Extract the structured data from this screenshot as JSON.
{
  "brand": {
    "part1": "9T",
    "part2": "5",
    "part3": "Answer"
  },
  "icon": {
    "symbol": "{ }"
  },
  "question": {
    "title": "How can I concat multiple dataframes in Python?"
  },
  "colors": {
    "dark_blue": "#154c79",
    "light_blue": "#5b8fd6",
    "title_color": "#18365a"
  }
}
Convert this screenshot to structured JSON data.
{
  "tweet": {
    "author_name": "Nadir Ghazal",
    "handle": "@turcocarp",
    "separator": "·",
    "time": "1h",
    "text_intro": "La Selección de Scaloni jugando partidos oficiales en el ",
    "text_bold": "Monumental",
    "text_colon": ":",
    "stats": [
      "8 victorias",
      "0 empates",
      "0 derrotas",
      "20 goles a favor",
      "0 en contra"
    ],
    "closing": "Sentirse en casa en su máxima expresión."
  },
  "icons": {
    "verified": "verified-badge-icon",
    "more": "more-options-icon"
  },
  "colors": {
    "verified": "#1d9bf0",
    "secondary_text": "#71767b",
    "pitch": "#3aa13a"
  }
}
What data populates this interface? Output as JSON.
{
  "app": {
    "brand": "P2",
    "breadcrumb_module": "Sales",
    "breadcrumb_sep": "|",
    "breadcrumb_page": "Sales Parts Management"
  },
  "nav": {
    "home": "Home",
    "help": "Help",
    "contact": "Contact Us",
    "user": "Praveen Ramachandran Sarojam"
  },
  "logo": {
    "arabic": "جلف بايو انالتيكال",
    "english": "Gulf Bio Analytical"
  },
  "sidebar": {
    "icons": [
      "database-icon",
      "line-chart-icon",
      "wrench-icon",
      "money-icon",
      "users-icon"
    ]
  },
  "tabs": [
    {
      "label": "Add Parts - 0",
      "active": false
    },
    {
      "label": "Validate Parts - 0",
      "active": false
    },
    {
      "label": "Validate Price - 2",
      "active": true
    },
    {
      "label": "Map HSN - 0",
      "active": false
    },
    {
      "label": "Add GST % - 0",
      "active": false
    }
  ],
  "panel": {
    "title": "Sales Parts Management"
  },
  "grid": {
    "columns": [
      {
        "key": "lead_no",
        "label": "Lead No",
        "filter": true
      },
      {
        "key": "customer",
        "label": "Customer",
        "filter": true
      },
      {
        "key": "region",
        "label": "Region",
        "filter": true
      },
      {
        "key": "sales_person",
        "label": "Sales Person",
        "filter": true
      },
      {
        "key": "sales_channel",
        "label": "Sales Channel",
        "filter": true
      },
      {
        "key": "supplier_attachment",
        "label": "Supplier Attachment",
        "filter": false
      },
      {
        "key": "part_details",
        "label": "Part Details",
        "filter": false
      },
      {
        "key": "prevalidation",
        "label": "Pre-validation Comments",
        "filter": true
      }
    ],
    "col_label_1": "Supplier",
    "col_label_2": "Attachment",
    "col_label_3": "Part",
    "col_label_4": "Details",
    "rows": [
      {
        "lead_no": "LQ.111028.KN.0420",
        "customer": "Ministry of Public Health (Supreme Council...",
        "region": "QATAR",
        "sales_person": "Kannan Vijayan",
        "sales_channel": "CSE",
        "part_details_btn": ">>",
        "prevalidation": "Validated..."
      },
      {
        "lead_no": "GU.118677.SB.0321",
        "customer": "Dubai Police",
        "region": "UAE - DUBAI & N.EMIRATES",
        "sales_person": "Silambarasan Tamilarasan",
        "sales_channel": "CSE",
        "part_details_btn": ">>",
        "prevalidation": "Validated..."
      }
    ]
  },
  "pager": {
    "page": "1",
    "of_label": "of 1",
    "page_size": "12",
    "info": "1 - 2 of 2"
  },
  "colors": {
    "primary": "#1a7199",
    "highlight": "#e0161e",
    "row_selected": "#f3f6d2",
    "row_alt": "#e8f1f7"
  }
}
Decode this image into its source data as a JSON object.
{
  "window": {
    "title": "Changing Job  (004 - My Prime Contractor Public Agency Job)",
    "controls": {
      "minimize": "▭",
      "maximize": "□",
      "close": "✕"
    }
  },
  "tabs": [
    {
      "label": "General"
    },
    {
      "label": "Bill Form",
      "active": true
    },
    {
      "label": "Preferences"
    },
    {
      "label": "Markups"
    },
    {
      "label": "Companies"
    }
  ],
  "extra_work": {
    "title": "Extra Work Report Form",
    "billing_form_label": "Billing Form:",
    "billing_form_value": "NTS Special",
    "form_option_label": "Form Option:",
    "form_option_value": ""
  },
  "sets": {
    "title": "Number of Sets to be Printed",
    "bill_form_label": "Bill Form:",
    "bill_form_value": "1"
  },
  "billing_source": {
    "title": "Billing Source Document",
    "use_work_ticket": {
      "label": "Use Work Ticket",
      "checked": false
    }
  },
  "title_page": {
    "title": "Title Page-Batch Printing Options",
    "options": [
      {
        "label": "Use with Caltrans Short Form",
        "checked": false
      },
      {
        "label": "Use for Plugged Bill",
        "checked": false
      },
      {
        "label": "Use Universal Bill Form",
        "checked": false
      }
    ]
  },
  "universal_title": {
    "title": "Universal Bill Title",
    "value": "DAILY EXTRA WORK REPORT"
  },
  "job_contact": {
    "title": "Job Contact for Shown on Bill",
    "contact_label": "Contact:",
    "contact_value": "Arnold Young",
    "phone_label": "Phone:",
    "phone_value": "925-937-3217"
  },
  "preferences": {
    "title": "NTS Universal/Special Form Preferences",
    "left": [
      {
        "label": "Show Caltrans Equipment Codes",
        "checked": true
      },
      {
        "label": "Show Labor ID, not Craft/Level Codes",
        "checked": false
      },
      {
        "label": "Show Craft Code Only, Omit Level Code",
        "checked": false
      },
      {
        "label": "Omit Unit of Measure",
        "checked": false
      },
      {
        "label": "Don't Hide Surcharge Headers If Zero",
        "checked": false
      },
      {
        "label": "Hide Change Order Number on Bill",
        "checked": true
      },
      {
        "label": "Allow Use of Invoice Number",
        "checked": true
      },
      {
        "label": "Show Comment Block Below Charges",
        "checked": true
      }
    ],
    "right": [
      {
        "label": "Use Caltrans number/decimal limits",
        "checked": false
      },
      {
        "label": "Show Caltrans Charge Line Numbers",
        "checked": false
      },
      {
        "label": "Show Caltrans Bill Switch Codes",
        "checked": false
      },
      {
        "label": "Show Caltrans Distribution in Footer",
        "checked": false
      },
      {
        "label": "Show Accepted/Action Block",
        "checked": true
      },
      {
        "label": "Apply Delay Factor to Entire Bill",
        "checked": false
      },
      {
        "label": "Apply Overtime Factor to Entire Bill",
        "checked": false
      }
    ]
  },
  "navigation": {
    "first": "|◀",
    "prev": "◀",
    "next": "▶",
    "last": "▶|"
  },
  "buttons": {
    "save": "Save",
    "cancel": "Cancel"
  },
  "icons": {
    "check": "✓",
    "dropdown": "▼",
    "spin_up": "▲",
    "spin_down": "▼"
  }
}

----

Output all of the material exactly as written.

▶ Result of the task
Extract the structured data from this screenshot as JSON.
{
  "brand": {
    "part1": "9T",
    "part2": "5",
    "part3": "Answer"
  },
  "icon": {
    "symbol": "{ }"
  },
  "question": {
    "title": "How can I concat multiple dataframes in Python?"
  },
  "colors": {
    "dark_blue": "#154c79",
    "light_blue": "#5b8fd6",
    "title_color": "#18365a"
  }
}
Convert this screenshot to structured JSON data.
{
  "tweet": {
    "author_name": "Nadir Ghazal",
    "handle": "@turcocarp",
    "separator": "·",
    "time": "1h",
    "text_intro": "La Selección de Scaloni jugando partidos oficiales en el ",
    "text_bold": "Monumental",
    "text_colon": ":",
    "stats": [
      "8 victorias",
      "0 empates",
      "0 derrotas",
      "20 goles a favor",
      "0 en contra"
    ],
    "closing": "Sentirse en casa en su máxima expresión."
  },
  "icons": {
    "verified": "verified-badge-icon",
    "more": "more-options-icon"
  },
  "colors": {
    "verified": "#1d9bf0",
    "secondary_text": "#71767b",
    "pitch": "#3aa13a"
  }
}
What data populates this interface? Output as JSON.
{
  "app": {
    "brand": "P2",
    "breadcrumb_module": "Sales",
    "breadcrumb_sep": "|",
    "breadcrumb_page": "Sales Parts Management"
  },
  "nav": {
    "home": "Home",
    "help": "Help",
    "contact": "Contact Us",
    "user": "Praveen Ramachandran Sarojam"
  },
  "logo": {
    "arabic": "جلف بايو انالتيكال",
    "english": "Gulf Bio Analytical"
  },
  "sidebar": {
    "icons": [
      "database-icon",
      "line-chart-icon",
      "wrench-icon",
      "money-icon",
      "users-icon"
    ]
  },
  "tabs": [
    {
      "label": "Add Parts - 0",
      "active": false
    },
    {
      "label": "Validate Parts - 0",
      "active": false
    },
    {
      "label": "Validate Price - 2",
      "active": true
    },
    {
      "label": "Map HSN - 0",
      "active": false
    },
    {
      "label": "Add GST % - 0",
      "active": false
    }
  ],
  "panel": {
    "title": "Sales Parts Management"
  },
  "grid": {
    "columns": [
      {
        "key": "lead_no",
        "label": "Lead No",
        "filter": true
      },
      {
        "key": "customer",
        "label": "Customer",
        "filter": true
      },
      {
        "key": "region",
        "label": "Region",
        "filter": true
      },
      {
        "key": "sales_person",
        "label": "Sales Person",
        "filter": true
      },
      {
        "key": "sales_channel",
        "label": "Sales Channel",
        "filter": true
      },
      {
        "key": "supplier_attachment",
        "label": "Supplier Attachment",
        "filter": false
      },
      {
        "key": "part_details",
        "label": "Part Details",
        "filter": false
      },
      {
        "key": "prevalidation",
        "label": "Pre-validation Comments",
        "filter": true
      }
    ],
    "col_label_1": "Supplier",
    "col_label_2": "Attachment",
    "col_label_3": "Part",
    "col_label_4": "Details",
    "rows": [
      {
        "lead_no": "LQ.111028.KN.0420",
        "customer": "Ministry of Public Health (Supreme Council...",
        "region": "QATAR",
        "sales_person": "Kannan Vijayan",
        "sales_channel": "CSE",
        "part_details_btn": ">>",
        "prevalidation": "Validated..."
      },
      {
        "lead_no": "GU.118677.SB.0321",
        "customer": "Dubai Police",
        "region": "UAE - DUBAI & N.EMIRATES",
        "sales_person": "Silambarasan Tamilarasan",
        "sales_channel": "CSE",
        "part_details_btn": ">>",
        "prevalidation": "Validated..."
      }
    ]
  },
  "pager": {
    "page": "1",
    "of_label": "of 1",
    "page_size": "12",
    "info": "1 - 2 of 2"
  },
  "colors": {
    "primary": "#1a7199",
    "highlight": "#e0161e",
    "row_selected": "#f3f6d2",
    "row_alt": "#e8f1f7"
  }
}
Decode this image into its source data as a JSON object.
{
  "window": {
    "title": "Changing Job  (004 - My Prime Contractor Public Agency Job)",
    "controls": {
      "minimize": "▭",
      "maximize": "□",
      "close": "✕"
    }
  },
  "tabs": [
    {
      "label": "General"
    },
    {
      "label": "Bill Form",
      "active": true
    },
    {
      "label": "Preferences"
    },
    {
      "label": "Markups"
    },
    {
      "label": "Companies"
    }
  ],
  "extra_work": {
    "title": "Extra Work Report Form",
    "billing_form_label": "Billing Form:",
    "billing_form_value": "NTS Special",
    "form_option_label": "Form Option:",
    "form_option_value": ""
  },
  "sets": {
    "title": "Number of Sets to be Printed",
    "bill_form_label": "Bill Form:",
    "bill_form_value": "1"
  },
  "billing_source": {
    "title": "Billing Source Document",
    "use_work_ticket": {
      "label": "Use Work Ticket",
      "checked": false
    }
  },
  "title_page": {
    "title": "Title Page-Batch Printing Options",
    "options": [
      {
        "label": "Use with Caltrans Short Form",
        "checked": false
      },
      {
        "label": "Use for Plugged Bill",
        "checked": false
      },
      {
        "label": "Use Universal Bill Form",
        "checked": false
      }
    ]
  },
  "universal_title": {
    "title": "Universal Bill Title",
    "value": "DAILY EXTRA WORK REPORT"
  },
  "job_contact": {
    "title": "Job Contact for Shown on Bill",
    "contact_label": "Contact:",
    "contact_value": "Arnold Young",
    "phone_label": "Phone:",
    "phone_value": "925-937-3217"
  },
  "preferences": {
    "title": "NTS Universal/Special Form Preferences",
    "left": [
      {
        "label": "Show Caltrans Equipment Codes",
        "checked": true
      },
      {
        "label": "Show Labor ID, not Craft/Level Codes",
        "checked": false
      },
      {
        "label": "Show Craft Code Only, Omit Level Code",
        "checked": false
      },
      {
        "label": "Omit Unit of Measure",
        "checked": false
      },
      {
        "label": "Don't Hide Surcharge Headers If Zero",
        "checked": false
      },
      {
        "label": "Hide Change Order Number on Bill",
        "checked": true
      },
      {
        "label": "Allow Use of Invoice Number",
        "checked": true
      },
      {
        "label": "Show Comment Block Below Charges",
        "checked": true
      }
    ],
    "right": [
      {
        "label": "Use Caltrans number/decimal limits",
        "checked": false
      },
      {
        "label": "Show Caltrans Charge Line Numbers",
        "checked": false
      },
      {
        "label": "Show Caltrans Bill Switch Codes",
        "checked": false
      },
      {
        "label": "Show Caltrans Distribution in Footer",
        "checked": false
      },
      {
        "label": "Show Accepted/Action Block",
        "checked": true
      },
      {
        "label": "Apply Delay Factor to Entire Bill",
        "checked": false
      },
      {
        "label": "Apply Overtime Factor to Entire Bill",
        "checked": false
      }
    ]
  },
  "navigation": {
    "first": "|◀",
    "prev": "◀",
    "next": "▶",
    "last": "▶|"
  },
  "buttons": {
    "save": "Save",
    "cancel": "Cancel"
  },
  "icons": {
    "check": "✓",
    "dropdown": "▼",
    "spin_up": "▲",
    "spin_down": "▼"
  }
}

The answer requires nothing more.